Go through the lines below. Copy those with "lower".

* [Material provided]

■ ■ ■ ■ ■ ■ ■

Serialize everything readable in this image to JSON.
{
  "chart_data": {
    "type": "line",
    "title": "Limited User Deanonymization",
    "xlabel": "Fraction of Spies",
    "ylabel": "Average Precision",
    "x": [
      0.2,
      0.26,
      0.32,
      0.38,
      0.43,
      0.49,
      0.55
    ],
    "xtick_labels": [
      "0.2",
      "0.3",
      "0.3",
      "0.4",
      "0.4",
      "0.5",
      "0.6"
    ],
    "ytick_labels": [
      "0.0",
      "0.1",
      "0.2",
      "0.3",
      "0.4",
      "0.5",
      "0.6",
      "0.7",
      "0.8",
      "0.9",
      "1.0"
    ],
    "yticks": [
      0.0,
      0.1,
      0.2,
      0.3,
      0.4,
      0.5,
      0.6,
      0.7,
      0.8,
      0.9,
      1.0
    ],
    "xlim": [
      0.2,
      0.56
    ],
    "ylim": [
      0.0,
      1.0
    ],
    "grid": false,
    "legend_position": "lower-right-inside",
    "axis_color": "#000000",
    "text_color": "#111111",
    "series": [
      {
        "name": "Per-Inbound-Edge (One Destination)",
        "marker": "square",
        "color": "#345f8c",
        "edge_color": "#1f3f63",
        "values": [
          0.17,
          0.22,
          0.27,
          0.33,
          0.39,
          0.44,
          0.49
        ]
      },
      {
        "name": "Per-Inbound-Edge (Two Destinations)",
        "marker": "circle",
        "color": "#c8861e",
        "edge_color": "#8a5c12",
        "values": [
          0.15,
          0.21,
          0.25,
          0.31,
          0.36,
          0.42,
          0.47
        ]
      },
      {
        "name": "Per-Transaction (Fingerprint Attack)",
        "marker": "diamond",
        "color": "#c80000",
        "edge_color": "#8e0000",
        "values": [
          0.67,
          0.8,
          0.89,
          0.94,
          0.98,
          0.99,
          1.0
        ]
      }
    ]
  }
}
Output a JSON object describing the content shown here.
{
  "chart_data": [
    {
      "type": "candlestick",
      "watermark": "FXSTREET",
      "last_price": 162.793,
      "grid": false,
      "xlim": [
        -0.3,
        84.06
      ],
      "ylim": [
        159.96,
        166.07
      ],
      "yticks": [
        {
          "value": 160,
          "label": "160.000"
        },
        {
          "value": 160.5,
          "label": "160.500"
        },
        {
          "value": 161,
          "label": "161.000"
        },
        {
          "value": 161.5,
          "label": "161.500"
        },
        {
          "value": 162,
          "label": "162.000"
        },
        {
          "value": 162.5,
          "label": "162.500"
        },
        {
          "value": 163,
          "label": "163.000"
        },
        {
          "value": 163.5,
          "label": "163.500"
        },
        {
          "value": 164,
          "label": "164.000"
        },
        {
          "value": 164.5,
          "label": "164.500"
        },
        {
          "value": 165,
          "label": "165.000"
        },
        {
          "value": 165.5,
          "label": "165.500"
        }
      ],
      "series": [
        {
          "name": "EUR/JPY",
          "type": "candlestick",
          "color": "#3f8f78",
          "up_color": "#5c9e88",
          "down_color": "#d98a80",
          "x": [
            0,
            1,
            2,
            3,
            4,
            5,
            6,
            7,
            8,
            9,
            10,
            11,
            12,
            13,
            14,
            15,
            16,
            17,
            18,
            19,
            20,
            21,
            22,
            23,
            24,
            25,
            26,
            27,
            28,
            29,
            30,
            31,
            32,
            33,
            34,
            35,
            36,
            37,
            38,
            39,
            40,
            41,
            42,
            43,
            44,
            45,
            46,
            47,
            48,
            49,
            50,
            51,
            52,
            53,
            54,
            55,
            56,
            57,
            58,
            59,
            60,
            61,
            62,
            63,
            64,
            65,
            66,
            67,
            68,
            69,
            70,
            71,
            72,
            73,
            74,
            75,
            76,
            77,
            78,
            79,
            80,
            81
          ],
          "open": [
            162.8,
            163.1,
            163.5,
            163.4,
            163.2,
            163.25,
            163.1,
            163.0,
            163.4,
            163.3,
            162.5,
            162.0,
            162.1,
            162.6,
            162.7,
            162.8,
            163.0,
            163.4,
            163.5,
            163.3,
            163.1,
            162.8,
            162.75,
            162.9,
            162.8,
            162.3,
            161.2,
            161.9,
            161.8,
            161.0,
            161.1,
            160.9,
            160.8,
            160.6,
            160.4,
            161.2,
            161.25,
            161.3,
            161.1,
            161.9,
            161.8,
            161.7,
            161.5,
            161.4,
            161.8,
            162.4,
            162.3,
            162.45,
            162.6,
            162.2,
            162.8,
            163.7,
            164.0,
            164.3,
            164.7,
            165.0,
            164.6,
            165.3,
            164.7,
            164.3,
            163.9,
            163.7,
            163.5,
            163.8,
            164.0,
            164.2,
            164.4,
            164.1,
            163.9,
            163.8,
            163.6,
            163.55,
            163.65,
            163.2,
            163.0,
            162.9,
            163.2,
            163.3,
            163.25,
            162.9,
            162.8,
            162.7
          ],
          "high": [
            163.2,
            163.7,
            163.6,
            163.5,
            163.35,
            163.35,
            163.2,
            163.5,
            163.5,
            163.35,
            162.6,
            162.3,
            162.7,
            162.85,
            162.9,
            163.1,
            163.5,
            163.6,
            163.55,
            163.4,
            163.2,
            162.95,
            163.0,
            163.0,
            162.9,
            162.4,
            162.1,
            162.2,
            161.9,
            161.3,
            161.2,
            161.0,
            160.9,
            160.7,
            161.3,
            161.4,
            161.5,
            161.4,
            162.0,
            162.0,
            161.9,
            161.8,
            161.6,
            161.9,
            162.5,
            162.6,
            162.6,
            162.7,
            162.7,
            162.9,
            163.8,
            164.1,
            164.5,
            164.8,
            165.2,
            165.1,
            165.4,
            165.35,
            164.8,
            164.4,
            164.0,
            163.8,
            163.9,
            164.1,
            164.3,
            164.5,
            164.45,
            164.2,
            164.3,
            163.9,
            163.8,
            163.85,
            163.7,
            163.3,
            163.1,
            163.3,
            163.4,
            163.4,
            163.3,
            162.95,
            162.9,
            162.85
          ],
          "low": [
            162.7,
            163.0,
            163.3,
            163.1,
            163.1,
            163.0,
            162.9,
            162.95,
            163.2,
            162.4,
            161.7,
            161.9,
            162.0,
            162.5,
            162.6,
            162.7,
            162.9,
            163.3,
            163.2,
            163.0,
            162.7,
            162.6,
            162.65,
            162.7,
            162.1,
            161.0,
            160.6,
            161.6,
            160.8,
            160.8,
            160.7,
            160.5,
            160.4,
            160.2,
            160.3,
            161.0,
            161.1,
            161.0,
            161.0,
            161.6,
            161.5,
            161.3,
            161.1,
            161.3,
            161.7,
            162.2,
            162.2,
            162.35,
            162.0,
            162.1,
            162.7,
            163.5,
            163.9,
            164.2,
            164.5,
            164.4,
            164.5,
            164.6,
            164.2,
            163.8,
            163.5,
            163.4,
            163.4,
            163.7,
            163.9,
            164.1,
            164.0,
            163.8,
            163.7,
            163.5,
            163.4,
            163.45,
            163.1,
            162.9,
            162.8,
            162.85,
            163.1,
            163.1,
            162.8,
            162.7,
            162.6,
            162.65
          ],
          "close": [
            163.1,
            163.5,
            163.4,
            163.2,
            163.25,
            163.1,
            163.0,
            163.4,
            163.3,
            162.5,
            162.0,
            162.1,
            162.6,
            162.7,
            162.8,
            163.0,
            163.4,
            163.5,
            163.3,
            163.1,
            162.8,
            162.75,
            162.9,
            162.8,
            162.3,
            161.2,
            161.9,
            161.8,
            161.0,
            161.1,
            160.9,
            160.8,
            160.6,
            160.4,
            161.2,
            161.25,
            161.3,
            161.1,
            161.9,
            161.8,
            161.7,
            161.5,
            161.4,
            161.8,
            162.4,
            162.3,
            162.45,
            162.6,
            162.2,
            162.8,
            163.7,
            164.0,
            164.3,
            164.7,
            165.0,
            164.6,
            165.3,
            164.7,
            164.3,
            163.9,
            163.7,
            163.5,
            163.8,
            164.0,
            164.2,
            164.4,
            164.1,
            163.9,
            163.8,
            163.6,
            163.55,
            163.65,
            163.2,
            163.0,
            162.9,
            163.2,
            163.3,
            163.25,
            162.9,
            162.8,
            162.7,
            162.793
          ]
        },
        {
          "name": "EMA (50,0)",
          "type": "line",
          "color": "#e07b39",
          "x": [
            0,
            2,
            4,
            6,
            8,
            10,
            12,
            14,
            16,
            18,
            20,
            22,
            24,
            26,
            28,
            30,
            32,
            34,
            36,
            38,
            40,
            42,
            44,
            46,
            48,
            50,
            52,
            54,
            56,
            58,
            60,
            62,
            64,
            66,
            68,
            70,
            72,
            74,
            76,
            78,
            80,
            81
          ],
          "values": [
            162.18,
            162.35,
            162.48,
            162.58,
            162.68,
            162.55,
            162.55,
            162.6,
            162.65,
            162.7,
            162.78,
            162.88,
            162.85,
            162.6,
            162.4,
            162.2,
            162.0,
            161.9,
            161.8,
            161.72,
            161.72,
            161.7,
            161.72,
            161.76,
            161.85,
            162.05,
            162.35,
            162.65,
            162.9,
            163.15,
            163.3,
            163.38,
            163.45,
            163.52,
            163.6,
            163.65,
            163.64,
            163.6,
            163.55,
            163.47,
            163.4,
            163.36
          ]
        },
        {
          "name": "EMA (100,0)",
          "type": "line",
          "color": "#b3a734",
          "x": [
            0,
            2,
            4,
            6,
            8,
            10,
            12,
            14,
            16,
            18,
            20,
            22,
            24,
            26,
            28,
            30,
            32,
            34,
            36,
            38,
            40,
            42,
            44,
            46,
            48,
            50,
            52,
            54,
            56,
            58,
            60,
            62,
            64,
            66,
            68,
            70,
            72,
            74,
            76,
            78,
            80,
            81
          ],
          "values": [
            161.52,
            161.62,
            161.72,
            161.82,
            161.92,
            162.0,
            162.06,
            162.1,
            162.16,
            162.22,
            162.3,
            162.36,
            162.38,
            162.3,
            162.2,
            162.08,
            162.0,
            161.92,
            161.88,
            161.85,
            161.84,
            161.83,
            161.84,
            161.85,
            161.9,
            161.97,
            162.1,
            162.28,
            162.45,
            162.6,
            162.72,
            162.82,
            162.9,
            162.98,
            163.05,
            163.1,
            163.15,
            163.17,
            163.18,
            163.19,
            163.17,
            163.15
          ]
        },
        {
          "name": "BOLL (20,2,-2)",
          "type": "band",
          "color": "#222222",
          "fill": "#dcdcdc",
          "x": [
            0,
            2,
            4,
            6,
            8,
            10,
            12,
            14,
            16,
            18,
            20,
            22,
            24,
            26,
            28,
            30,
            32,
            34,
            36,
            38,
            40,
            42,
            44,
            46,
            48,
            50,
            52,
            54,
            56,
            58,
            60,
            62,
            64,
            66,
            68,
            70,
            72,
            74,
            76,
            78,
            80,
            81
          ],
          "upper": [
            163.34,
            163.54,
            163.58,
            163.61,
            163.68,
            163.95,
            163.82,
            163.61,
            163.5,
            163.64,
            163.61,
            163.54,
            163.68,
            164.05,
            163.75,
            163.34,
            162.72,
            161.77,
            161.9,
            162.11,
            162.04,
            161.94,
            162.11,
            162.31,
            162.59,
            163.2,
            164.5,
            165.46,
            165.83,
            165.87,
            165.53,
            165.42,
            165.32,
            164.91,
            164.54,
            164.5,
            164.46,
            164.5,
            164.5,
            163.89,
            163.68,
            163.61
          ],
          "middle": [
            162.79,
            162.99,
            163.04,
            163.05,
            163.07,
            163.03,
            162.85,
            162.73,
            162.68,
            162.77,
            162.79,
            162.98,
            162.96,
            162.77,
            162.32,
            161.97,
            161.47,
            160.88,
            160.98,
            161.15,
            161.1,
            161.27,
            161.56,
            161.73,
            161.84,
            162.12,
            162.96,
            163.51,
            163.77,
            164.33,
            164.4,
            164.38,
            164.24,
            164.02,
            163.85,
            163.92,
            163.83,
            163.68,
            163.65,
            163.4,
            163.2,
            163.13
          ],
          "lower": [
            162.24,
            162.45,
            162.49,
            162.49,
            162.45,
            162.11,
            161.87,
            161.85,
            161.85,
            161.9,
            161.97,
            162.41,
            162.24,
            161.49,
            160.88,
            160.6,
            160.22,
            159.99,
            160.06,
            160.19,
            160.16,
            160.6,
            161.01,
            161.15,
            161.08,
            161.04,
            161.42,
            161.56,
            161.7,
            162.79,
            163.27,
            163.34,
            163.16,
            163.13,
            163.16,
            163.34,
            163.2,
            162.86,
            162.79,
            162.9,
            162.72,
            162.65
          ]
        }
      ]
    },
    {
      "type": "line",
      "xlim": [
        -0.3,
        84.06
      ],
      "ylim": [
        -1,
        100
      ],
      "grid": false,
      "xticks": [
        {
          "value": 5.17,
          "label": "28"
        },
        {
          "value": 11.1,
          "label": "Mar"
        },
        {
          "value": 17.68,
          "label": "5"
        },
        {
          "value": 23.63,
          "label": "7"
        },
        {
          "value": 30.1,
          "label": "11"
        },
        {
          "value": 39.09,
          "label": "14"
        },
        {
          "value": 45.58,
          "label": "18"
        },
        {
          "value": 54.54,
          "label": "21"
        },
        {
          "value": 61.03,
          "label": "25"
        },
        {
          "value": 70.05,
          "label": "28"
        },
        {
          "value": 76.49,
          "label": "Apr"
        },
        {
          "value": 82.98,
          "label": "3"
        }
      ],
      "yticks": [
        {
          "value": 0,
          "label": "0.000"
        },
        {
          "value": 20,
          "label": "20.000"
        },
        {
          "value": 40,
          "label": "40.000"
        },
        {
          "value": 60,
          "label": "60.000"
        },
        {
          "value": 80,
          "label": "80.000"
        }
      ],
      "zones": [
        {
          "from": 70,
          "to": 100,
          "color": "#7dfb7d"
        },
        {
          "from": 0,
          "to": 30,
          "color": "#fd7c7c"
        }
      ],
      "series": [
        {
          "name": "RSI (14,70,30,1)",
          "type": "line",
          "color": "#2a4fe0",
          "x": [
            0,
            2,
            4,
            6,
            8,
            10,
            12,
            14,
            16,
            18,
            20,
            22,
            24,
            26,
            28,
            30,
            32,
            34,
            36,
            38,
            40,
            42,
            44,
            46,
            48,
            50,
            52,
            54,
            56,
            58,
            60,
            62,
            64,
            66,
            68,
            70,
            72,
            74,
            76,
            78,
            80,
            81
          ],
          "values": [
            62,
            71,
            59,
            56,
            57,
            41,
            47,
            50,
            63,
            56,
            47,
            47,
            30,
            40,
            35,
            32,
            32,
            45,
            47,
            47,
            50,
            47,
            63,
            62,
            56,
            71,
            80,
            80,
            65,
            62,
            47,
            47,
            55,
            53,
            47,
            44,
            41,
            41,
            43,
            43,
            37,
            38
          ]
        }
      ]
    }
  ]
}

■ ■ ■ ■ ■ ■ ■

* [Answer for this exercise]
    "legend_position": "lower-right-inside",
          "lower": [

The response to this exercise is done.